▶ SOURCE TEXT
· · · · ·

Would you be inclined to buy makeup because a 10-year-old boy is showing you how to create a look on Instagram? If we’re talking about Jack Bennett of @makeuupbyjack, then the answer could well be a resounding yes. […]
He is the latest evidence of a seismic power shift in the beauty industry, which has thrust social media influencers to the top of the pecking order. Refreshingly, they come in all shapes, sizes, ages and, more recently, genders.
The article spends much of its focus on celebrating so-called gender fluidity and promotes the idea that parents who indulge, or promote, their pre-pubescent sons to become genderqueer advocates are doing A Good Thing™.
“What you have now are millennial moms* who have grown up in an era where gender is more fluid,” Ms. Friedman said. “Millennials are very in tune with empowering their children.”
*Note: there is no mention of dads, millennial or otherwise, in this article.
Yet for a male influencer like Kevin Ninh, 21, known as Flawless Kevin on Instagram and YouTube, simply putting on makeup and taking photos should be only part of the message. Mr. Ninh is now at the University of Washington Bothell, where he is double-majoring in media communications and gender, women and sexuality studies. [of course he is … ed.] Though he started wearing makeup as a teenager and posting about it on YouTube five years ago, he has learned, he said, how portrayals in media can affect perception of gender and identity.
“Yes, it’s important to entertain,” he said. “But while you’re doing it, why not teach them something at the same time.”
Yet, this promoting of children and teens into adult roles wasn’t being celebrated when it came to the case of JonBenet Ramsey and the Beauty Pageant circuit.

· · · · ·

▶ STORED DATA
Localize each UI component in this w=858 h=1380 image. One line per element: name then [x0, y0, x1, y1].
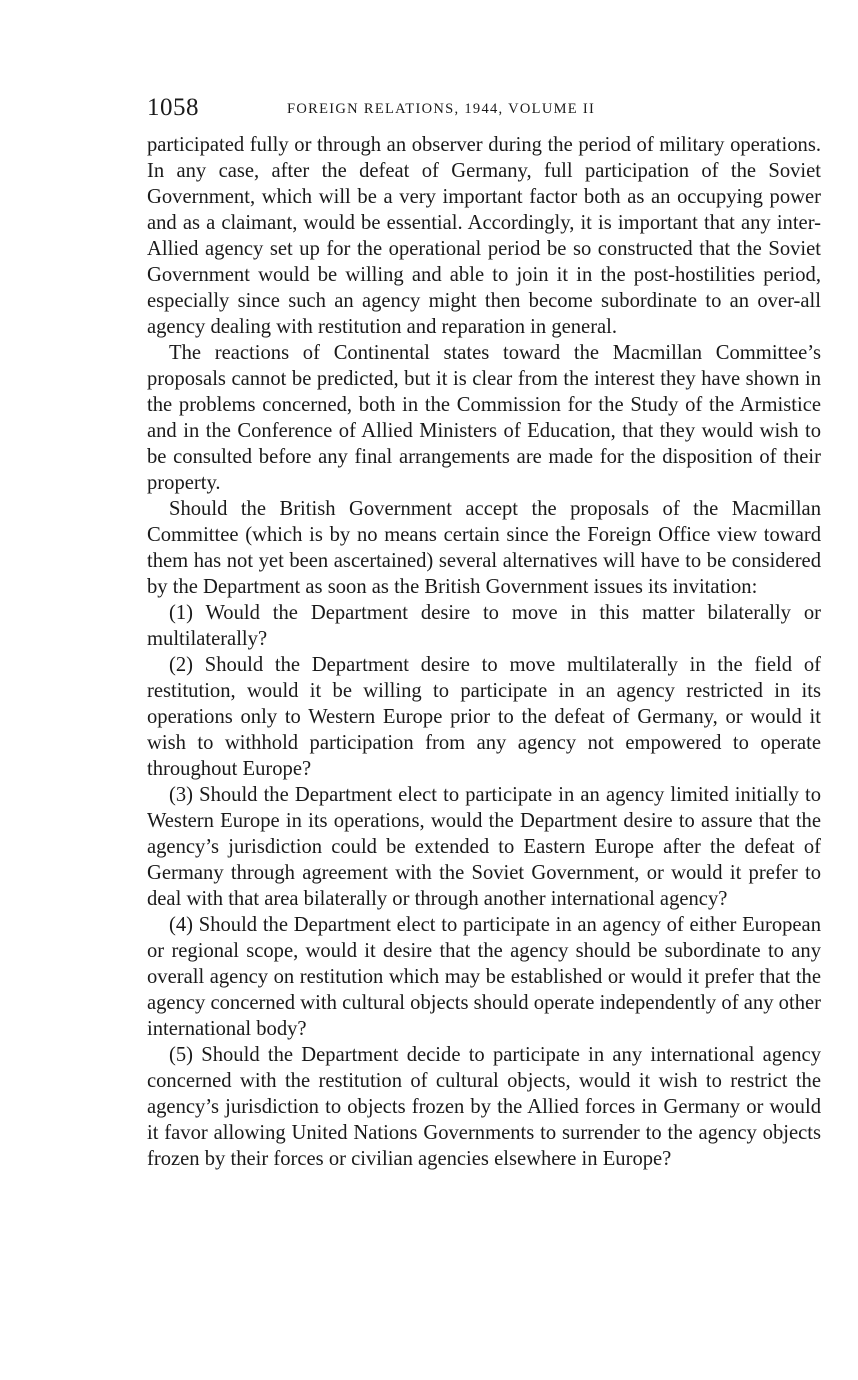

· · · · ·

▶ TASKS TO PERFORM
a) In the piece on makeup influencers, what two subjects is Kevin Ninh double-majoring in?
b) Carry on writing the piece on makeup influencers, picking up right after its last sentence.

▶ EXERCISE RESPONSES
a) Media communications, and gender, women and sexuality studies.

b)
Frank Rich, 1997:
In a sense, the JonBenets of America are the cultural inheritors of Gypsy Rose Lee, who, unlike her sister, did not have the talent to become either a vaudeville star or legitimate actress and so became a stripper instead. But Gypsy was old enough to make her own choice to become a sexual icon. Today the merchandising of children as sexual commodities is ubiquitous and big business — not just in beauty contests for toddlers or in the media’s disingenuous fixation on JonBenet’s runway footage as ”news,” but everywhere — from the increased garishness of Barbie displays at the local mall to the use of Sally Mann-esque child models in home-furnishing magazines.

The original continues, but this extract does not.